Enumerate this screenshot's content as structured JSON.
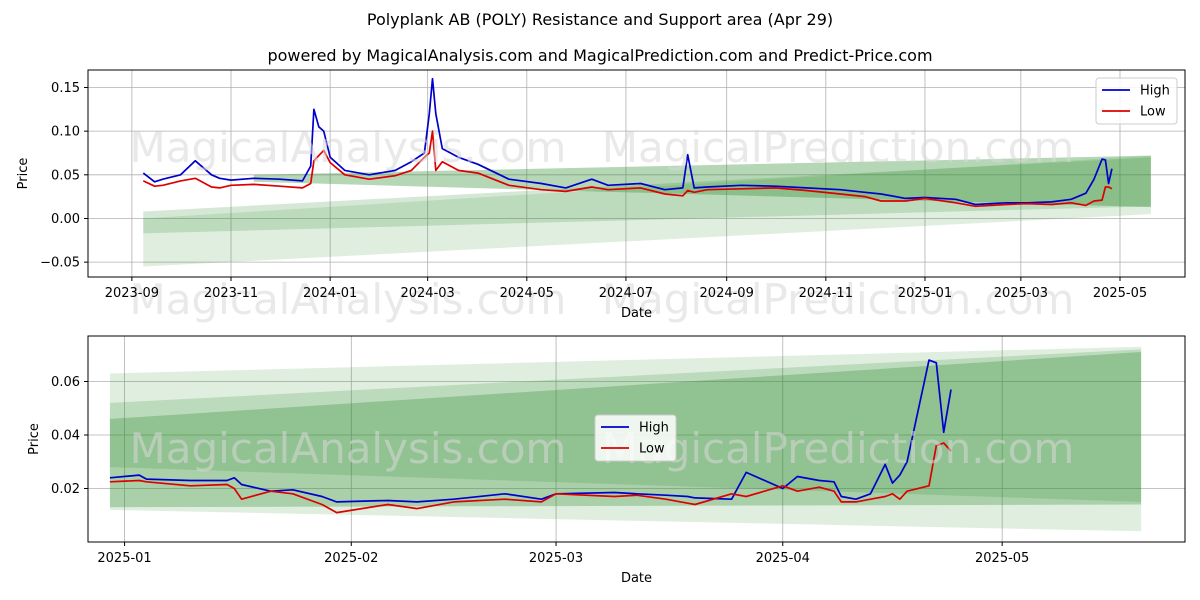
{
  "title": "Polyplank AB (POLY) Resistance and Support area (Apr 29)",
  "subtitle": "powered by MagicalAnalysis.com and MagicalPrediction.com and Predict-Price.com",
  "watermarks": [
    "MagicalAnalysis.com",
    "MagicalPrediction.com"
  ],
  "colors": {
    "high": "#0000cc",
    "low": "#dd0000",
    "band": "#2e8b2e",
    "grid": "#b0b0b0"
  },
  "chart_data": [
    {
      "type": "line",
      "xlabel": "Date",
      "ylabel": "Price",
      "xlim": [
        "2023-08-05",
        "2025-06-10"
      ],
      "ylim": [
        -0.067,
        0.17
      ],
      "x_ticks": [
        "2023-09",
        "2023-11",
        "2024-01",
        "2024-03",
        "2024-05",
        "2024-07",
        "2024-09",
        "2024-11",
        "2025-01",
        "2025-03",
        "2025-05"
      ],
      "y_ticks": [
        -0.05,
        0.0,
        0.05,
        0.1,
        0.15
      ],
      "y_tick_labels": [
        "−0.05",
        "0.00",
        "0.05",
        "0.10",
        "0.15"
      ],
      "grid": true,
      "legend": "top-right",
      "legend_entries": [
        "High",
        "Low"
      ],
      "bands": [
        {
          "x": [
            "2023-09-08",
            "2025-05-20"
          ],
          "lower": [
            -0.055,
            0.005
          ],
          "upper": [
            0.0,
            0.072
          ],
          "opacity": 0.15
        },
        {
          "x": [
            "2023-09-08",
            "2025-05-20"
          ],
          "lower": [
            -0.017,
            0.014
          ],
          "upper": [
            0.008,
            0.07
          ],
          "opacity": 0.2
        },
        {
          "x": [
            "2023-11-15",
            "2025-05-20"
          ],
          "lower": [
            0.042,
            0.013
          ],
          "upper": [
            0.05,
            0.072
          ],
          "opacity": 0.35
        }
      ],
      "series": [
        {
          "name": "High",
          "x": [
            "2023-09-08",
            "2023-09-15",
            "2023-09-20",
            "2023-10-01",
            "2023-10-10",
            "2023-10-20",
            "2023-10-25",
            "2023-11-01",
            "2023-11-15",
            "2023-12-01",
            "2023-12-15",
            "2023-12-20",
            "2023-12-22",
            "2023-12-25",
            "2023-12-28",
            "2024-01-01",
            "2024-01-10",
            "2024-01-25",
            "2024-02-10",
            "2024-02-20",
            "2024-02-28",
            "2024-03-02",
            "2024-03-04",
            "2024-03-06",
            "2024-03-10",
            "2024-03-20",
            "2024-04-01",
            "2024-04-20",
            "2024-05-10",
            "2024-05-25",
            "2024-06-10",
            "2024-06-20",
            "2024-07-10",
            "2024-07-25",
            "2024-08-05",
            "2024-08-08",
            "2024-08-12",
            "2024-08-20",
            "2024-09-10",
            "2024-10-01",
            "2024-10-20",
            "2024-11-10",
            "2024-11-25",
            "2024-12-05",
            "2024-12-20",
            "2025-01-01",
            "2025-01-20",
            "2025-02-01",
            "2025-02-20",
            "2025-03-05",
            "2025-03-20",
            "2025-04-01",
            "2025-04-10",
            "2025-04-15",
            "2025-04-20",
            "2025-04-22",
            "2025-04-24",
            "2025-04-26"
          ],
          "values": [
            0.052,
            0.042,
            0.045,
            0.05,
            0.066,
            0.05,
            0.046,
            0.044,
            0.046,
            0.045,
            0.043,
            0.06,
            0.125,
            0.105,
            0.1,
            0.07,
            0.055,
            0.05,
            0.055,
            0.065,
            0.075,
            0.12,
            0.16,
            0.12,
            0.08,
            0.07,
            0.062,
            0.045,
            0.04,
            0.035,
            0.045,
            0.038,
            0.04,
            0.033,
            0.035,
            0.073,
            0.035,
            0.036,
            0.038,
            0.037,
            0.035,
            0.033,
            0.03,
            0.028,
            0.023,
            0.024,
            0.022,
            0.016,
            0.018,
            0.018,
            0.019,
            0.022,
            0.029,
            0.045,
            0.068,
            0.067,
            0.04,
            0.057
          ]
        },
        {
          "name": "Low",
          "x": [
            "2023-09-08",
            "2023-09-15",
            "2023-09-20",
            "2023-10-01",
            "2023-10-10",
            "2023-10-20",
            "2023-10-25",
            "2023-11-01",
            "2023-11-15",
            "2023-12-01",
            "2023-12-15",
            "2023-12-20",
            "2023-12-22",
            "2023-12-25",
            "2023-12-28",
            "2024-01-01",
            "2024-01-10",
            "2024-01-25",
            "2024-02-10",
            "2024-02-20",
            "2024-02-28",
            "2024-03-02",
            "2024-03-04",
            "2024-03-06",
            "2024-03-10",
            "2024-03-20",
            "2024-04-01",
            "2024-04-20",
            "2024-05-10",
            "2024-05-25",
            "2024-06-10",
            "2024-06-20",
            "2024-07-10",
            "2024-07-25",
            "2024-08-05",
            "2024-08-08",
            "2024-08-12",
            "2024-08-20",
            "2024-09-10",
            "2024-10-01",
            "2024-10-20",
            "2024-11-10",
            "2024-11-25",
            "2024-12-05",
            "2024-12-20",
            "2025-01-01",
            "2025-01-20",
            "2025-02-01",
            "2025-02-20",
            "2025-03-05",
            "2025-03-20",
            "2025-04-01",
            "2025-04-10",
            "2025-04-15",
            "2025-04-20",
            "2025-04-22",
            "2025-04-24",
            "2025-04-26"
          ],
          "values": [
            0.043,
            0.037,
            0.038,
            0.043,
            0.046,
            0.036,
            0.035,
            0.038,
            0.039,
            0.037,
            0.035,
            0.04,
            0.066,
            0.072,
            0.078,
            0.064,
            0.05,
            0.045,
            0.049,
            0.055,
            0.07,
            0.075,
            0.1,
            0.055,
            0.065,
            0.055,
            0.052,
            0.038,
            0.033,
            0.031,
            0.036,
            0.033,
            0.035,
            0.028,
            0.026,
            0.032,
            0.03,
            0.033,
            0.034,
            0.035,
            0.032,
            0.028,
            0.025,
            0.02,
            0.02,
            0.023,
            0.018,
            0.014,
            0.016,
            0.017,
            0.016,
            0.018,
            0.015,
            0.02,
            0.021,
            0.036,
            0.036,
            0.034
          ]
        }
      ]
    },
    {
      "type": "line",
      "xlabel": "Date",
      "ylabel": "Price",
      "xlim": [
        "2024-12-27",
        "2025-05-26"
      ],
      "ylim": [
        0.0,
        0.077
      ],
      "x_ticks": [
        "2025-01",
        "2025-02",
        "2025-03",
        "2025-04",
        "2025-05"
      ],
      "y_ticks": [
        0.02,
        0.04,
        0.06
      ],
      "y_tick_labels": [
        "0.02",
        "0.04",
        "0.06"
      ],
      "grid": true,
      "legend": "center",
      "legend_entries": [
        "High",
        "Low"
      ],
      "bands": [
        {
          "x": [
            "2024-12-30",
            "2025-05-20"
          ],
          "lower": [
            0.012,
            0.004
          ],
          "upper": [
            0.063,
            0.073
          ],
          "opacity": 0.15
        },
        {
          "x": [
            "2024-12-30",
            "2025-05-20"
          ],
          "lower": [
            0.028,
            0.015
          ],
          "upper": [
            0.052,
            0.072
          ],
          "opacity": 0.2
        },
        {
          "x": [
            "2024-12-30",
            "2025-05-20"
          ],
          "lower": [
            0.013,
            0.014
          ],
          "upper": [
            0.046,
            0.071
          ],
          "opacity": 0.3
        }
      ],
      "series": [
        {
          "name": "High",
          "x": [
            "2024-12-30",
            "2025-01-03",
            "2025-01-04",
            "2025-01-10",
            "2025-01-15",
            "2025-01-16",
            "2025-01-17",
            "2025-01-21",
            "2025-01-24",
            "2025-01-28",
            "2025-01-30",
            "2025-02-06",
            "2025-02-10",
            "2025-02-15",
            "2025-02-22",
            "2025-02-27",
            "2025-03-01",
            "2025-03-09",
            "2025-03-12",
            "2025-03-16",
            "2025-03-19",
            "2025-03-20",
            "2025-03-25",
            "2025-03-27",
            "2025-04-01",
            "2025-04-03",
            "2025-04-06",
            "2025-04-08",
            "2025-04-09",
            "2025-04-11",
            "2025-04-13",
            "2025-04-15",
            "2025-04-16",
            "2025-04-17",
            "2025-04-18",
            "2025-04-21",
            "2025-04-22",
            "2025-04-23",
            "2025-04-24"
          ],
          "values": [
            0.024,
            0.025,
            0.0235,
            0.023,
            0.023,
            0.024,
            0.0215,
            0.019,
            0.0195,
            0.017,
            0.015,
            0.0155,
            0.015,
            0.016,
            0.018,
            0.016,
            0.018,
            0.0185,
            0.018,
            0.0175,
            0.017,
            0.0165,
            0.016,
            0.026,
            0.02,
            0.0245,
            0.023,
            0.0225,
            0.017,
            0.016,
            0.018,
            0.029,
            0.022,
            0.025,
            0.03,
            0.068,
            0.067,
            0.041,
            0.057
          ]
        },
        {
          "name": "Low",
          "x": [
            "2024-12-30",
            "2025-01-03",
            "2025-01-04",
            "2025-01-10",
            "2025-01-15",
            "2025-01-16",
            "2025-01-17",
            "2025-01-21",
            "2025-01-24",
            "2025-01-28",
            "2025-01-30",
            "2025-02-06",
            "2025-02-10",
            "2025-02-15",
            "2025-02-22",
            "2025-02-27",
            "2025-03-01",
            "2025-03-09",
            "2025-03-12",
            "2025-03-16",
            "2025-03-19",
            "2025-03-20",
            "2025-03-25",
            "2025-03-27",
            "2025-04-01",
            "2025-04-03",
            "2025-04-06",
            "2025-04-08",
            "2025-04-09",
            "2025-04-11",
            "2025-04-13",
            "2025-04-15",
            "2025-04-16",
            "2025-04-17",
            "2025-04-18",
            "2025-04-21",
            "2025-04-22",
            "2025-04-23",
            "2025-04-24"
          ],
          "values": [
            0.0225,
            0.023,
            0.0225,
            0.021,
            0.0215,
            0.02,
            0.016,
            0.019,
            0.018,
            0.014,
            0.011,
            0.014,
            0.0125,
            0.015,
            0.016,
            0.015,
            0.018,
            0.017,
            0.0175,
            0.016,
            0.0145,
            0.014,
            0.018,
            0.017,
            0.021,
            0.019,
            0.0205,
            0.019,
            0.015,
            0.015,
            0.016,
            0.017,
            0.018,
            0.016,
            0.019,
            0.021,
            0.036,
            0.037,
            0.034
          ]
        }
      ]
    }
  ]
}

---*---

# Short task:
Which lines above contain "MagicalAnalysis"? Show each of them.

# Reply to the exercise:
  "subtitle": "powered by MagicalAnalysis.com and MagicalPrediction.com and Predict-Price.com",
    "MagicalAnalysis.com",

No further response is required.